**INSTRUCTIONS FOR THE TASK:**
Each line below should be quoted exactly, please.

----------------

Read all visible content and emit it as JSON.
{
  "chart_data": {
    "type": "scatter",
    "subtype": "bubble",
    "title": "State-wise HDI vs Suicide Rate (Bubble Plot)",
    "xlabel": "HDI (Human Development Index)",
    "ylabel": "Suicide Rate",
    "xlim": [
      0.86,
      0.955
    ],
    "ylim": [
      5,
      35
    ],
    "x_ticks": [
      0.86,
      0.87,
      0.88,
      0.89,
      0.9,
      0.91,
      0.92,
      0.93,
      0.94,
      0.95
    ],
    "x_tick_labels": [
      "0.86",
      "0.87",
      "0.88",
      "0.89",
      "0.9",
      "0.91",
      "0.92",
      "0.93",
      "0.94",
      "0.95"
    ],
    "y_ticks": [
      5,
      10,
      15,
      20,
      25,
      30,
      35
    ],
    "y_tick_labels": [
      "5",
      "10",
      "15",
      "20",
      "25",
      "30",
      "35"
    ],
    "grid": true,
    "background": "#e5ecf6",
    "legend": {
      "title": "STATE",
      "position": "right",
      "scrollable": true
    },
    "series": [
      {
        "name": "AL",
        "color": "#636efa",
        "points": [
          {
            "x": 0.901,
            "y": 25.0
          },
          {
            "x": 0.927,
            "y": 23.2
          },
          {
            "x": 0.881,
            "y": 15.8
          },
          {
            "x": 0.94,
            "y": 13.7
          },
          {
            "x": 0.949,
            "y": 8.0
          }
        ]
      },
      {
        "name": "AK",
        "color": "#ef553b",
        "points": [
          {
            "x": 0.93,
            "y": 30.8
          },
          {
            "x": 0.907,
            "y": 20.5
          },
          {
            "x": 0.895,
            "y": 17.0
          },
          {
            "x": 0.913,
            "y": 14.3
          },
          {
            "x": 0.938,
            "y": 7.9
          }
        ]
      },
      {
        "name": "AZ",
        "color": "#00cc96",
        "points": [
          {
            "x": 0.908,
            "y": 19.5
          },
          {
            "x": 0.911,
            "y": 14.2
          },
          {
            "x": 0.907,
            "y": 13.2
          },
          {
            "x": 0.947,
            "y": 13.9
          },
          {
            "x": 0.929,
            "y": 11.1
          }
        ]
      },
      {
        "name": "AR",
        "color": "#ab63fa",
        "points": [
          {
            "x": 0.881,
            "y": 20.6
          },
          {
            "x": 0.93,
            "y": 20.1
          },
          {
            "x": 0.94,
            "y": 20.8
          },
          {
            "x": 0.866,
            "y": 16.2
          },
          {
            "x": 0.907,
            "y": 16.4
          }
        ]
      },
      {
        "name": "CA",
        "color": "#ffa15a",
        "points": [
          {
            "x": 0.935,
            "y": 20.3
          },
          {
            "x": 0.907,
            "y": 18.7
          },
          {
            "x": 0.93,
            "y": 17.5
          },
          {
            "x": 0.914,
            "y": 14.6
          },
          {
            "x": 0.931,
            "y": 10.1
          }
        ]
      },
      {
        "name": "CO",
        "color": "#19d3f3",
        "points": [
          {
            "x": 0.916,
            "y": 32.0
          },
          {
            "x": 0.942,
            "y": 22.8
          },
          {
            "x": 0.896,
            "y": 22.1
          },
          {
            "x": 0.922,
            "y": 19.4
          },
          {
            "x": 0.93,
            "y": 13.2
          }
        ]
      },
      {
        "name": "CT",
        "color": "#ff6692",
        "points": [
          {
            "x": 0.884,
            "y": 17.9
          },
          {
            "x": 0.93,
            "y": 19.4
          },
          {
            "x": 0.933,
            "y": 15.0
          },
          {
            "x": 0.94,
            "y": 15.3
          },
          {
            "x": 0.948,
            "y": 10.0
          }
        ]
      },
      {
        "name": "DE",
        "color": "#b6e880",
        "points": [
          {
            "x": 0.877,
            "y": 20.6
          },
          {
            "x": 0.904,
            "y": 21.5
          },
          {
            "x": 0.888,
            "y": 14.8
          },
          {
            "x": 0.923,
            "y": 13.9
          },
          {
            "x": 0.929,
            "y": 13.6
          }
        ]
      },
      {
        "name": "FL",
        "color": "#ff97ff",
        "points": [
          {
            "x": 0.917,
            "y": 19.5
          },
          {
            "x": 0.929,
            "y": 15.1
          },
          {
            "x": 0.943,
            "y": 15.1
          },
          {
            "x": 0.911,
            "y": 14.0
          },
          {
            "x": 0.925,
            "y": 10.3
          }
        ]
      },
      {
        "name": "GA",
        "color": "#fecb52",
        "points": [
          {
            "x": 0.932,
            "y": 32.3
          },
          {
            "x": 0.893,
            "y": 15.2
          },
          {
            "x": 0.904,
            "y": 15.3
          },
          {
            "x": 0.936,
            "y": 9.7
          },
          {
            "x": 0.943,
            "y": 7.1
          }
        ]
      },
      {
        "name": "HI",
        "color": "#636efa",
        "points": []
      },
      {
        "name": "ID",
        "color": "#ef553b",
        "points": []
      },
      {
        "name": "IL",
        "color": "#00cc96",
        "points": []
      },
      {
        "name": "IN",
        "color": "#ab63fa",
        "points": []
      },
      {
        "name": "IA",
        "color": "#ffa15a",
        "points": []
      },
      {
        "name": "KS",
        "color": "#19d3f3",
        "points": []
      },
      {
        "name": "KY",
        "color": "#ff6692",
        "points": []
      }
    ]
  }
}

----------------

**SOLUTION BELOW:**
Read all visible content and emit it as JSON.
{
  "chart_data": {
    "type": "scatter",
    "subtype": "bubble",
    "title": "State-wise HDI vs Suicide Rate (Bubble Plot)",
    "xlabel": "HDI (Human Development Index)",
    "ylabel": "Suicide Rate",
    "xlim": [
      0.86,
      0.955
    ],
    "ylim": [
      5,
      35
    ],
    "x_ticks": [
      0.86,
      0.87,
      0.88,
      0.89,
      0.9,
      0.91,
      0.92,
      0.93,
      0.94,
      0.95
    ],
    "x_tick_labels": [
      "0.86",
      "0.87",
      "0.88",
      "0.89",
      "0.9",
      "0.91",
      "0.92",
      "0.93",
      "0.94",
      "0.95"
    ],
    "y_ticks": [
      5,
      10,
      15,
      20,
      25,
      30,
      35
    ],
    "y_tick_labels": [
      "5",
      "10",
      "15",
      "20",
      "25",
      "30",
      "35"
    ],
    "grid": true,
    "background": "#e5ecf6",
    "legend": {
      "title": "STATE",
      "position": "right",
      "scrollable": true
    },
    "series": [
      {
        "name": "AL",
        "color": "#636efa",
        "points": [
          {
            "x": 0.901,
            "y": 25.0
          },
          {
            "x": 0.927,
            "y": 23.2
          },
          {
            "x": 0.881,
            "y": 15.8
          },
          {
            "x": 0.94,
            "y": 13.7
          },
          {
            "x": 0.949,
            "y": 8.0
          }
        ]
      },
      {
        "name": "AK",
        "color": "#ef553b",
        "points": [
          {
            "x": 0.93,
            "y": 30.8
          },
          {
            "x": 0.907,
            "y": 20.5
          },
          {
            "x": 0.895,
            "y": 17.0
          },
          {
            "x": 0.913,
            "y": 14.3
          },
          {
            "x": 0.938,
            "y": 7.9
          }
        ]
      },
      {
        "name": "AZ",
        "color": "#00cc96",
        "points": [
          {
            "x": 0.908,
            "y": 19.5
          },
          {
            "x": 0.911,
            "y": 14.2
          },
          {
            "x": 0.907,
            "y": 13.2
          },
          {
            "x": 0.947,
            "y": 13.9
          },
          {
            "x": 0.929,
            "y": 11.1
          }
        ]
      },
      {
        "name": "AR",
        "color": "#ab63fa",
        "points": [
          {
            "x": 0.881,
            "y": 20.6
          },
          {
            "x": 0.93,
            "y": 20.1
          },
          {
            "x": 0.94,
            "y": 20.8
          },
          {
            "x": 0.866,
            "y": 16.2
          },
          {
            "x": 0.907,
            "y": 16.4
          }
        ]
      },
      {
        "name": "CA",
        "color": "#ffa15a",
        "points": [
          {
            "x": 0.935,
            "y": 20.3
          },
          {
            "x": 0.907,
            "y": 18.7
          },
          {
            "x": 0.93,
            "y": 17.5
          },
          {
            "x": 0.914,
            "y": 14.6
          },
          {
            "x": 0.931,
            "y": 10.1
          }
        ]
      },
      {
        "name": "CO",
        "color": "#19d3f3",
        "points": [
          {
            "x": 0.916,
            "y": 32.0
          },
          {
            "x": 0.942,
            "y": 22.8
          },
          {
            "x": 0.896,
            "y": 22.1
          },
          {
            "x": 0.922,
            "y": 19.4
          },
          {
            "x": 0.93,
            "y": 13.2
          }
        ]
      },
      {
        "name": "CT",
        "color": "#ff6692",
        "points": [
          {
            "x": 0.884,
            "y": 17.9
          },
          {
            "x": 0.93,
            "y": 19.4
          },
          {
            "x": 0.933,
            "y": 15.0
          },
          {
            "x": 0.94,
            "y": 15.3
          },
          {
            "x": 0.948,
            "y": 10.0
          }
        ]
      },
      {
        "name": "DE",
        "color": "#b6e880",
        "points": [
          {
            "x": 0.877,
            "y": 20.6
          },
          {
            "x": 0.904,
            "y": 21.5
          },
          {
            "x": 0.888,
            "y": 14.8
          },
          {
            "x": 0.923,
            "y": 13.9
          },
          {
            "x": 0.929,
            "y": 13.6
          }
        ]
      },
      {
        "name": "FL",
        "color": "#ff97ff",
        "points": [
          {
            "x": 0.917,
            "y": 19.5
          },
          {
            "x": 0.929,
            "y": 15.1
          },
          {
            "x": 0.943,
            "y": 15.1
          },
          {
            "x": 0.911,
            "y": 14.0
          },
          {
            "x": 0.925,
            "y": 10.3
          }
        ]
      },
      {
        "name": "GA",
        "color": "#fecb52",
        "points": [
          {
            "x": 0.932,
            "y": 32.3
          },
          {
            "x": 0.893,
            "y": 15.2
          },
          {
            "x": 0.904,
            "y": 15.3
          },
          {
            "x": 0.936,
            "y": 9.7
          },
          {
            "x": 0.943,
            "y": 7.1
          }
        ]
      },
      {
        "name": "HI",
        "color": "#636efa",
        "points": []
      },
      {
        "name": "ID",
        "color": "#ef553b",
        "points": []
      },
      {
        "name": "IL",
        "color": "#00cc96",
        "points": []
      },
      {
        "name": "IN",
        "color": "#ab63fa",
        "points": []
      },
      {
        "name": "IA",
        "color": "#ffa15a",
        "points": []
      },
      {
        "name": "KS",
        "color": "#19d3f3",
        "points": []
      },
      {
        "name": "KY",
        "color": "#ff6692",
        "points": []
      }
    ]
  }
}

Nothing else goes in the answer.